— start Extracted material —

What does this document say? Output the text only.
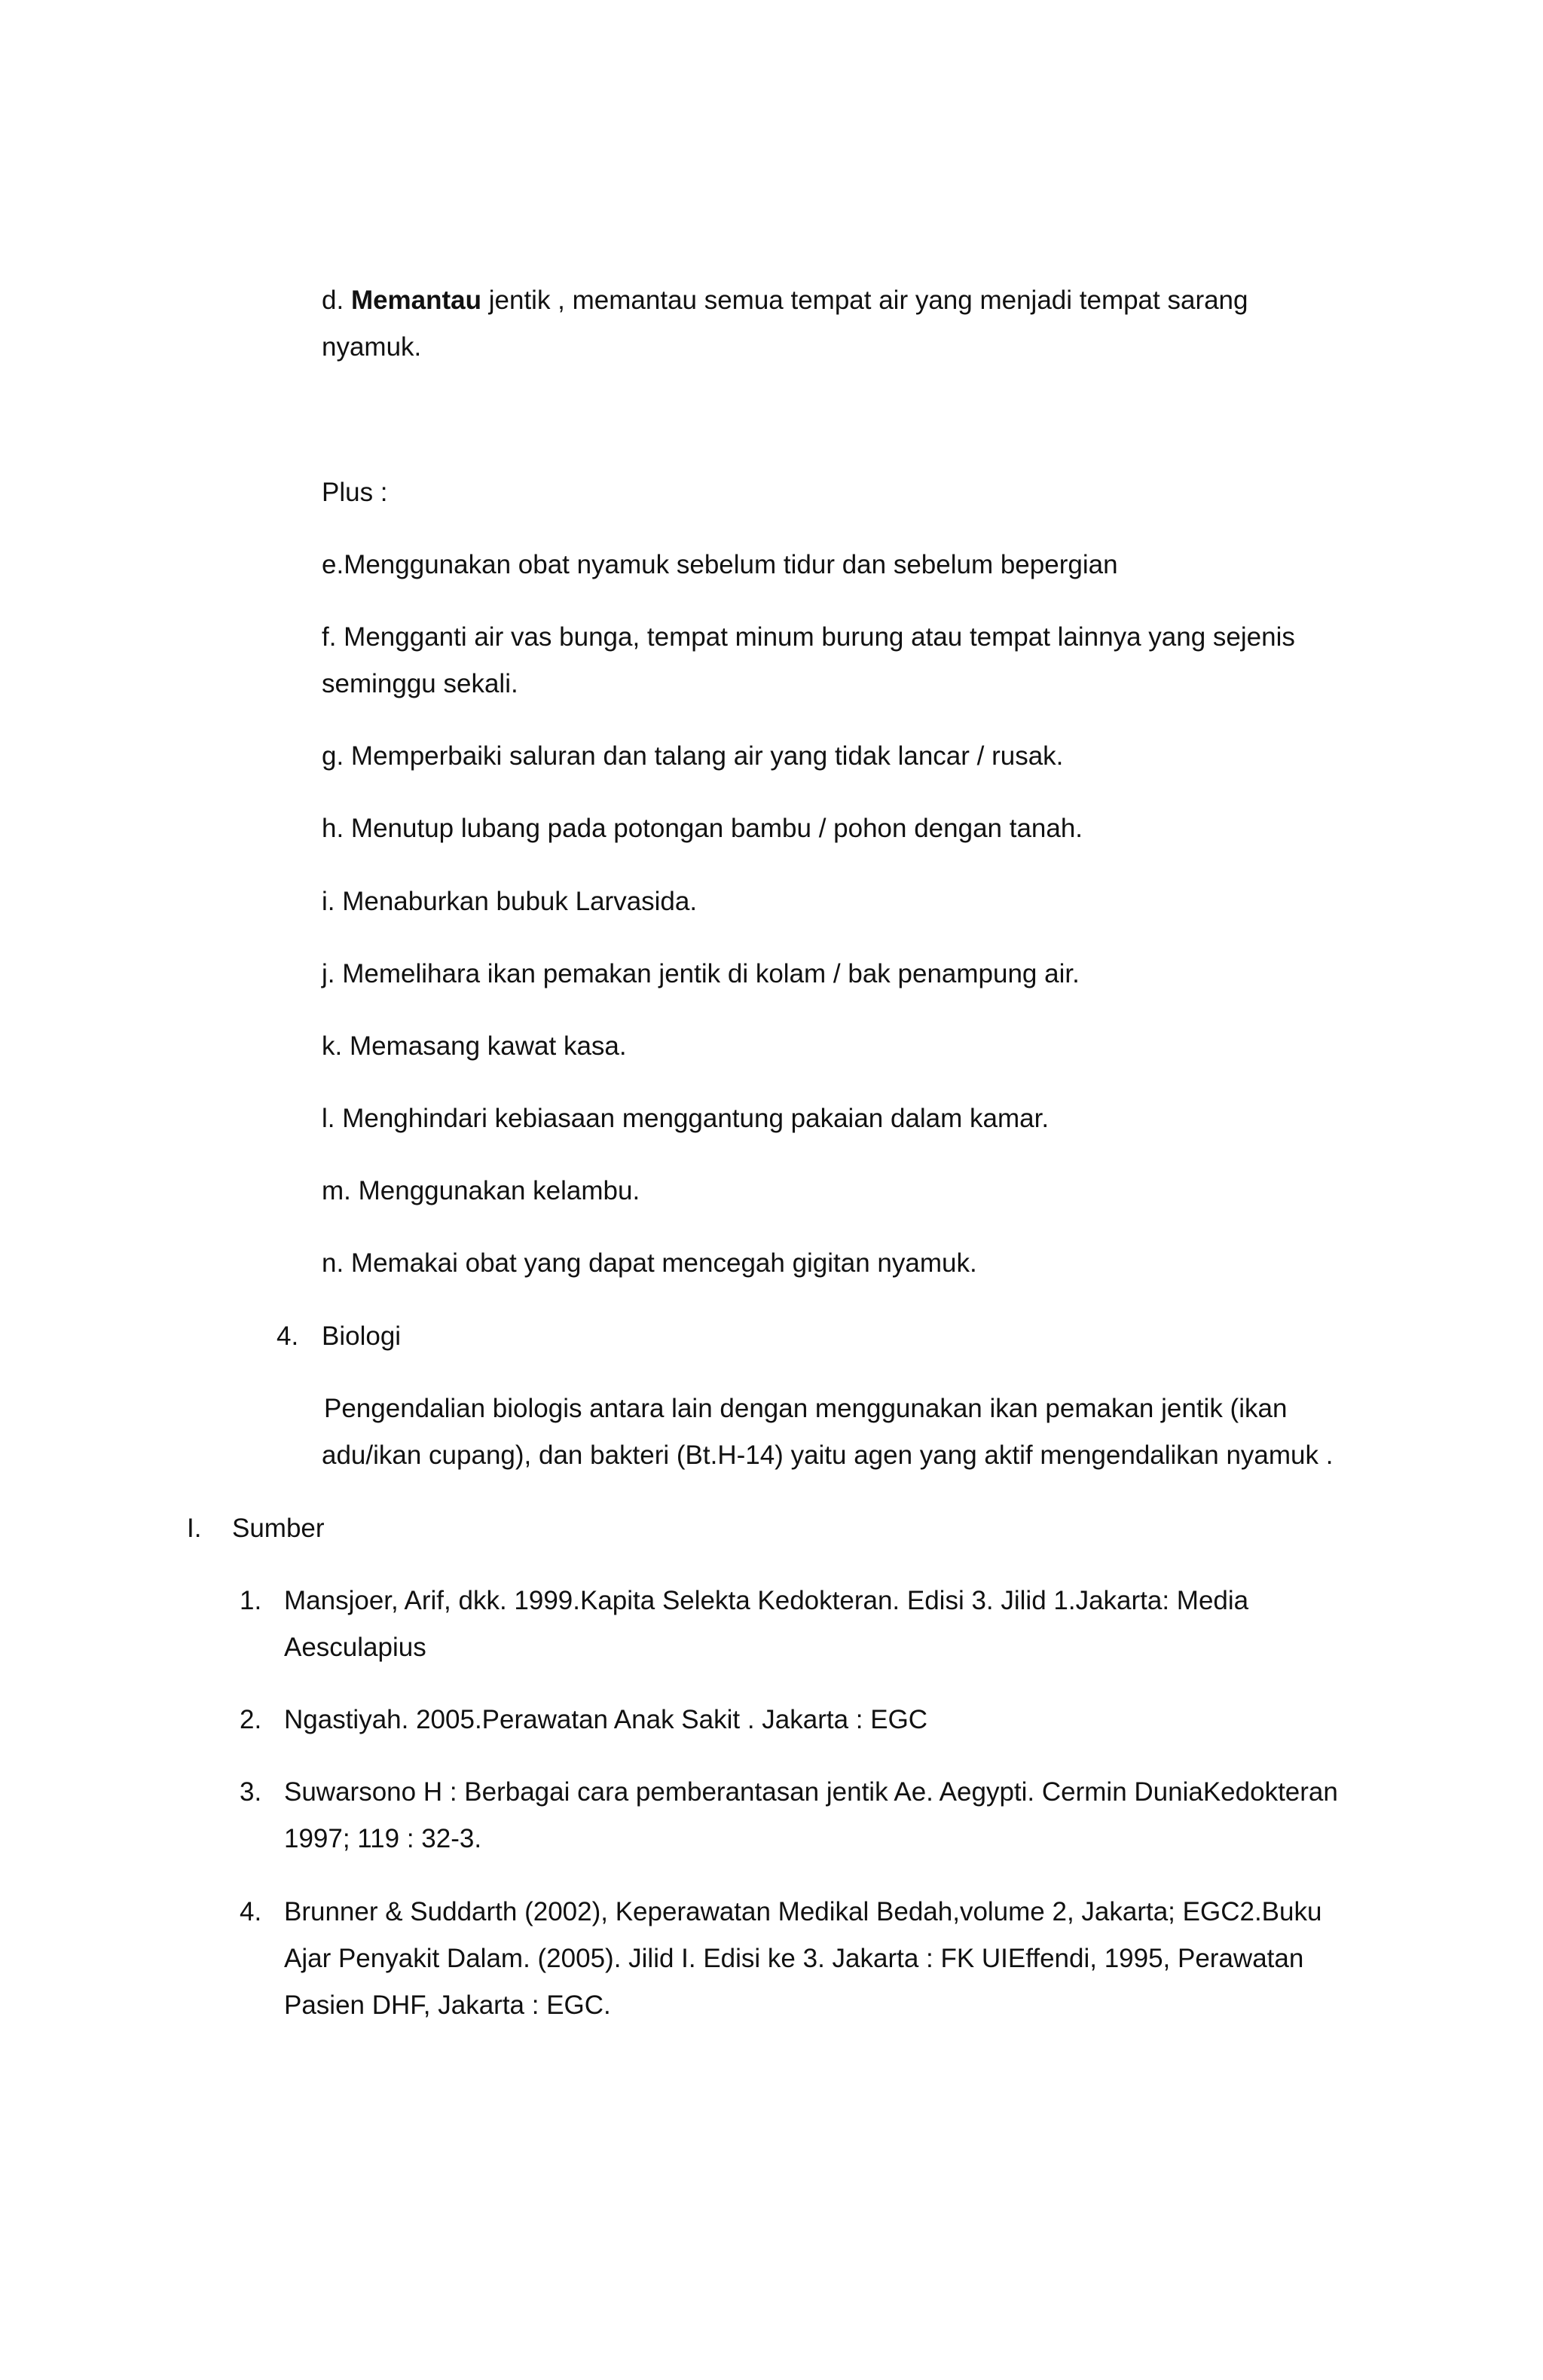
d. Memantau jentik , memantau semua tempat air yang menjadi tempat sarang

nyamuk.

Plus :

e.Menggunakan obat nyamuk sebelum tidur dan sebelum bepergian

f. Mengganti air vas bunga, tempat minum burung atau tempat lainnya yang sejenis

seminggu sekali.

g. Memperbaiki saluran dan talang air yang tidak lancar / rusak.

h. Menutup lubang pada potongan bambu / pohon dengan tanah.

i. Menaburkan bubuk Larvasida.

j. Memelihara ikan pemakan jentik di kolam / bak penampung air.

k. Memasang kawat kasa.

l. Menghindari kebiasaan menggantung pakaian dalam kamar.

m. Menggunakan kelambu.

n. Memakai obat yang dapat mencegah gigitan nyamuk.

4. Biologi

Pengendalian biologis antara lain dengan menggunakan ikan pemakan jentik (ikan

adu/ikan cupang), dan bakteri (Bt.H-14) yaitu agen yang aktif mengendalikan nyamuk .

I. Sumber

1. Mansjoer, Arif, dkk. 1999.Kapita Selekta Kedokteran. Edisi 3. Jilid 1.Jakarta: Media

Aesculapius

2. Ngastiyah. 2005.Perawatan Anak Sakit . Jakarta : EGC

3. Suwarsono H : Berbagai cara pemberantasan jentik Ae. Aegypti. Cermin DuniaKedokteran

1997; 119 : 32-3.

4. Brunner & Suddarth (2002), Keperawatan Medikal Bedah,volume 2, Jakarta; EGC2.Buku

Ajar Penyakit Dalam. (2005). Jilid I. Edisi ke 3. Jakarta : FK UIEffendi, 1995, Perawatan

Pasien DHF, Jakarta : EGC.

— end Extracted material —

## Task requirements:
Using the records above, output their complete text exactly, minus any images.

## Result of the task:
What does this document say? Output the text only.
d. Memantau jentik , memantau semua tempat air yang menjadi tempat sarang

nyamuk.

Plus :

e.Menggunakan obat nyamuk sebelum tidur dan sebelum bepergian

f. Mengganti air vas bunga, tempat minum burung atau tempat lainnya yang sejenis

seminggu sekali.

g. Memperbaiki saluran dan talang air yang tidak lancar / rusak.

h. Menutup lubang pada potongan bambu / pohon dengan tanah.

i. Menaburkan bubuk Larvasida.

j. Memelihara ikan pemakan jentik di kolam / bak penampung air.

k. Memasang kawat kasa.

l. Menghindari kebiasaan menggantung pakaian dalam kamar.

m. Menggunakan kelambu.

n. Memakai obat yang dapat mencegah gigitan nyamuk.

4. Biologi

Pengendalian biologis antara lain dengan menggunakan ikan pemakan jentik (ikan

adu/ikan cupang), dan bakteri (Bt.H-14) yaitu agen yang aktif mengendalikan nyamuk .

I. Sumber

1. Mansjoer, Arif, dkk. 1999.Kapita Selekta Kedokteran. Edisi 3. Jilid 1.Jakarta: Media

Aesculapius

2. Ngastiyah. 2005.Perawatan Anak Sakit . Jakarta : EGC

3. Suwarsono H : Berbagai cara pemberantasan jentik Ae. Aegypti. Cermin DuniaKedokteran

1997; 119 : 32-3.

4. Brunner & Suddarth (2002), Keperawatan Medikal Bedah,volume 2, Jakarta; EGC2.Buku

Ajar Penyakit Dalam. (2005). Jilid I. Edisi ke 3. Jakarta : FK UIEffendi, 1995, Perawatan

Pasien DHF, Jakarta : EGC.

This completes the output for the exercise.